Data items
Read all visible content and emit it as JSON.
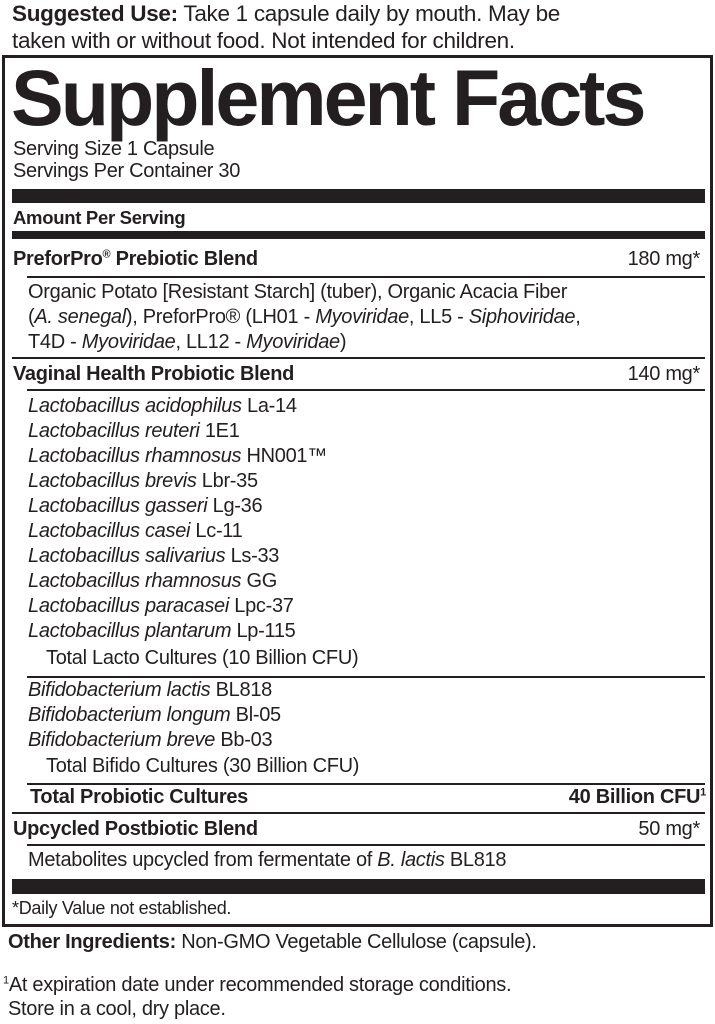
{
  "suggested_use": {
    "label": "Suggested Use:",
    "line1": "Take 1 capsule daily by mouth. May be",
    "line2": "taken with or without food. Not intended for children."
  },
  "facts": {
    "title": "Supplement Facts",
    "serving_size": "Serving Size 1 Capsule",
    "servings_per_container": "Servings Per Container 30",
    "amount_per_serving": "Amount Per Serving",
    "prebiotic": {
      "name": "PreforPro",
      "reg": "®",
      "name_rest": " Prebiotic Blend",
      "amount": "180 mg*",
      "ingredients_line1": "Organic Potato [Resistant Starch] (tuber), Organic Acacia Fiber",
      "line2": [
        {
          "text": "(",
          "italic": false
        },
        {
          "text": "A. senegal",
          "italic": true
        },
        {
          "text": "), PreforPro® (LH01 - ",
          "italic": false
        },
        {
          "text": "Myoviridae",
          "italic": true
        },
        {
          "text": ", LL5 - ",
          "italic": false
        },
        {
          "text": "Siphoviridae",
          "italic": true
        },
        {
          "text": ",",
          "italic": false
        }
      ],
      "line3": [
        {
          "text": "T4D - ",
          "italic": false
        },
        {
          "text": "Myoviridae",
          "italic": true
        },
        {
          "text": ", LL12 - ",
          "italic": false
        },
        {
          "text": "Myoviridae",
          "italic": true
        },
        {
          "text": ")",
          "italic": false
        }
      ]
    },
    "vaginal": {
      "name": "Vaginal Health Probiotic Blend",
      "amount": "140 mg*",
      "lacto_strains": [
        {
          "species": "Lactobacillus acidophilus",
          "strain": " La-14"
        },
        {
          "species": "Lactobacillus reuteri",
          "strain": " 1E1"
        },
        {
          "species": "Lactobacillus rhamnosus",
          "strain": " HN001™"
        },
        {
          "species": "Lactobacillus brevis",
          "strain": " Lbr-35"
        },
        {
          "species": "Lactobacillus gasseri",
          "strain": " Lg-36"
        },
        {
          "species": "Lactobacillus casei",
          "strain": " Lc-11"
        },
        {
          "species": "Lactobacillus salivarius",
          "strain": " Ls-33"
        },
        {
          "species": "Lactobacillus rhamnosus",
          "strain": " GG"
        },
        {
          "species": "Lactobacillus paracasei",
          "strain": " Lpc-37"
        },
        {
          "species": "Lactobacillus plantarum",
          "strain": " Lp-115"
        }
      ],
      "total_lacto": "Total Lacto Cultures (10 Billion CFU)",
      "bifido_strains": [
        {
          "species": "Bifidobacterium lactis",
          "strain": " BL818"
        },
        {
          "species": "Bifidobacterium longum",
          "strain": " Bl-05"
        },
        {
          "species": "Bifidobacterium breve",
          "strain": " Bb-03"
        }
      ],
      "total_bifido": "Total Bifido Cultures (30 Billion CFU)"
    },
    "total_probiotic": {
      "name": "Total Probiotic Cultures",
      "amount": "40 Billion CFU",
      "footnote_mark": "1"
    },
    "postbiotic": {
      "name": "Upcycled Postbiotic Blend",
      "amount": "50 mg*",
      "desc_pre": "Metabolites upcycled from fermentate of ",
      "desc_italic": "B. lactis",
      "desc_post": " BL818"
    },
    "daily_value_note": "*Daily Value not established."
  },
  "other_ingredients": {
    "label": "Other Ingredients:",
    "text": " Non-GMO Vegetable Cellulose (capsule)."
  },
  "footnote": {
    "mark": "1",
    "line1": "At expiration date under recommended storage conditions.",
    "line2": "Store in a cool, dry place."
  }
}
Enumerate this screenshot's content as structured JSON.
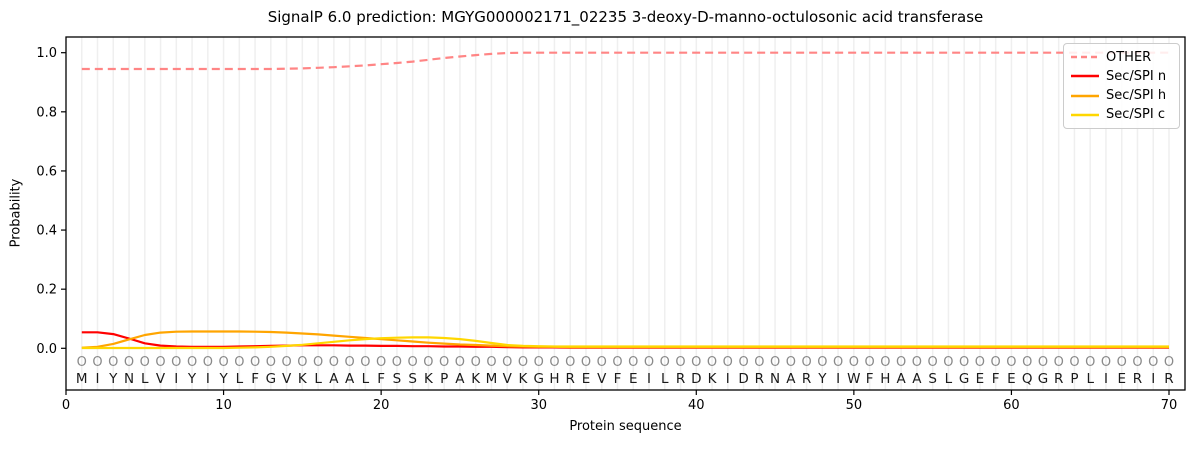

# [TASK DESCRIPTION]
Could you set down every record above word for word, leaving out the pictures?

# [EXERCISE ANSWER]
Read all visible content and emit it as JSON.
{
  "suggested_use": {
    "label": "Suggested Use:",
    "line1": "Take 1 capsule daily by mouth. May be",
    "line2": "taken with or without food. Not intended for children."
  },
  "facts": {
    "title": "Supplement Facts",
    "serving_size": "Serving Size 1 Capsule",
    "servings_per_container": "Servings Per Container 30",
    "amount_per_serving": "Amount Per Serving",
    "prebiotic": {
      "name": "PreforPro",
      "reg": "®",
      "name_rest": " Prebiotic Blend",
      "amount": "180 mg*",
      "ingredients_line1": "Organic Potato [Resistant Starch] (tuber), Organic Acacia Fiber",
      "line2": [
        {
          "text": "(",
          "italic": false
        },
        {
          "text": "A. senegal",
          "italic": true
        },
        {
          "text": "), PreforPro® (LH01 - ",
          "italic": false
        },
        {
          "text": "Myoviridae",
          "italic": true
        },
        {
          "text": ", LL5 - ",
          "italic": false
        },
        {
          "text": "Siphoviridae",
          "italic": true
        },
        {
          "text": ",",
          "italic": false
        }
      ],
      "line3": [
        {
          "text": "T4D - ",
          "italic": false
        },
        {
          "text": "Myoviridae",
          "italic": true
        },
        {
          "text": ", LL12 - ",
          "italic": false
        },
        {
          "text": "Myoviridae",
          "italic": true
        },
        {
          "text": ")",
          "italic": false
        }
      ]
    },
    "vaginal": {
      "name": "Vaginal Health Probiotic Blend",
      "amount": "140 mg*",
      "lacto_strains": [
        {
          "species": "Lactobacillus acidophilus",
          "strain": " La-14"
        },
        {
          "species": "Lactobacillus reuteri",
          "strain": " 1E1"
        },
        {
          "species": "Lactobacillus rhamnosus",
          "strain": " HN001™"
        },
        {
          "species": "Lactobacillus brevis",
          "strain": " Lbr-35"
        },
        {
          "species": "Lactobacillus gasseri",
          "strain": " Lg-36"
        },
        {
          "species": "Lactobacillus casei",
          "strain": " Lc-11"
        },
        {
          "species": "Lactobacillus salivarius",
          "strain": " Ls-33"
        },
        {
          "species": "Lactobacillus rhamnosus",
          "strain": " GG"
        },
        {
          "species": "Lactobacillus paracasei",
          "strain": " Lpc-37"
        },
        {
          "species": "Lactobacillus plantarum",
          "strain": " Lp-115"
        }
      ],
      "total_lacto": "Total Lacto Cultures (10 Billion CFU)",
      "bifido_strains": [
        {
          "species": "Bifidobacterium lactis",
          "strain": " BL818"
        },
        {
          "species": "Bifidobacterium longum",
          "strain": " Bl-05"
        },
        {
          "species": "Bifidobacterium breve",
          "strain": " Bb-03"
        }
      ],
      "total_bifido": "Total Bifido Cultures (30 Billion CFU)"
    },
    "total_probiotic": {
      "name": "Total Probiotic Cultures",
      "amount": "40 Billion CFU",
      "footnote_mark": "1"
    },
    "postbiotic": {
      "name": "Upcycled Postbiotic Blend",
      "amount": "50 mg*",
      "desc_pre": "Metabolites upcycled from fermentate of ",
      "desc_italic": "B. lactis",
      "desc_post": " BL818"
    },
    "daily_value_note": "*Daily Value not established."
  },
  "other_ingredients": {
    "label": "Other Ingredients:",
    "text": " Non-GMO Vegetable Cellulose (capsule)."
  },
  "footnote": {
    "mark": "1",
    "line1": "At expiration date under recommended storage conditions.",
    "line2": "Store in a cool, dry place."
  }
}
Enumerate this screenshot's content as structured JSON.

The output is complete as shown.